Landesprogramm startet im Schuljahr 2021/22 an 68 Grundschulen

Landesprogramm startet im Schuljahr 2021/22 an 68 Grundschulen

3. September 2021

Ministerin Gebauer: Die Landesregierung stärkt die Mehrsprachigkeit im Unterricht und zu Hause

Schulministerin Yvonne Gebauer hat den Startschuss für das Landesprogramm „Grundschulbildung stärken durch HSU – Mehrsprachigkeit unterstützt den Bildungserfolg der Kinder“ gegeben.

 
Das Ministerium für Schule und Bildung teilt mit:

Schulministerin Yvonne Gebauer hat den Startschuss für das Landesprogramm „Grundschulbildung stärken durch HSU – Mehrsprachigkeit unterstützt den Bildungserfolg der Kinder“ gegeben. Durch das Programm sollen Maßnahmen für die engere Verzahnung des Herkunftssprachlichen Unterrichts (HSU) mit den Fächern in der Grundschule entwickelt und umgesetzt werden. Dafür stellt die Landesregierung im Rahmen des Masterplans Grundschule dauerhaft 70 zusätzliche HSU-Stellen bereit. Neben der Stärkung des Herkunftssprachlichen Unterrichts unterstützt das Landesprogramm mit dem ‚Bücherkoffer NRW' und mit dem ‚Rucksack Schule‘ auch die sprachlichen Bildungsprozesse in der Familie.

### AUFGABENSTELLUNG
Gib aus der Mitteilung zum HSU-Landesprogramm den Abschnitt wortgetreu wieder, beginnend bei „Das Ministerium für“ und endend bei „in der Familie.“.

### EXTRAHIERTE DATEN
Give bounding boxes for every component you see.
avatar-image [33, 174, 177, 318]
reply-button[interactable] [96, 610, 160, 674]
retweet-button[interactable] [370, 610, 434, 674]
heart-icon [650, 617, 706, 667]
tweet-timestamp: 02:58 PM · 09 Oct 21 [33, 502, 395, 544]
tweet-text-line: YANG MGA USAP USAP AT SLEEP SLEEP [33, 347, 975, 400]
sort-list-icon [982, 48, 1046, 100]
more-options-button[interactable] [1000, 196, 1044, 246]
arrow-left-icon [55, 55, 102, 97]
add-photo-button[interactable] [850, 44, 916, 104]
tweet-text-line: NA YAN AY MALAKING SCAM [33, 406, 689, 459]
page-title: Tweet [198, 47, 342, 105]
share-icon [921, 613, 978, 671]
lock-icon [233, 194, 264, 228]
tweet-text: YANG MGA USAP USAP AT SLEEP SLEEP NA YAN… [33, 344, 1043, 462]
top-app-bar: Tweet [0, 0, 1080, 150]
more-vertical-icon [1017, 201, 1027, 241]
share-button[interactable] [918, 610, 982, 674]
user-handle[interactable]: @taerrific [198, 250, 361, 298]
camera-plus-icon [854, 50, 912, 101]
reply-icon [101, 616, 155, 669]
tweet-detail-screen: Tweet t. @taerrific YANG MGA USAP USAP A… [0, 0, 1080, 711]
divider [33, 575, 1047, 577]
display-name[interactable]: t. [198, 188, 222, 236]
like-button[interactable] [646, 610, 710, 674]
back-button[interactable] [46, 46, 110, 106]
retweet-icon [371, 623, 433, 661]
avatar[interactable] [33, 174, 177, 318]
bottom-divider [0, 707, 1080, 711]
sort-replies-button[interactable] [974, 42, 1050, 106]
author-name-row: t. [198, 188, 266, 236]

### LÖSUNG
Das Ministerium für Schule und Bildung teilt mit:

Schulministerin Yvonne Gebauer hat den Startschuss für das Landesprogramm „Grundschulbildung stärken durch HSU – Mehrsprachigkeit unterstützt den Bildungserfolg der Kinder“ gegeben. Durch das Programm sollen Maßnahmen für die engere Verzahnung des Herkunftssprachlichen Unterrichts (HSU) mit den Fächern in der Grundschule entwickelt und umgesetzt werden. Dafür stellt die Landesregierung im Rahmen des Masterplans Grundschule dauerhaft 70 zusätzliche HSU-Stellen bereit. Neben der Stärkung des Herkunftssprachlichen Unterrichts unterstützt das Landesprogramm mit dem ‚Bücherkoffer NRW' und mit dem ‚Rucksack Schule‘ auch die sprachlichen Bildungsprozesse in der Familie.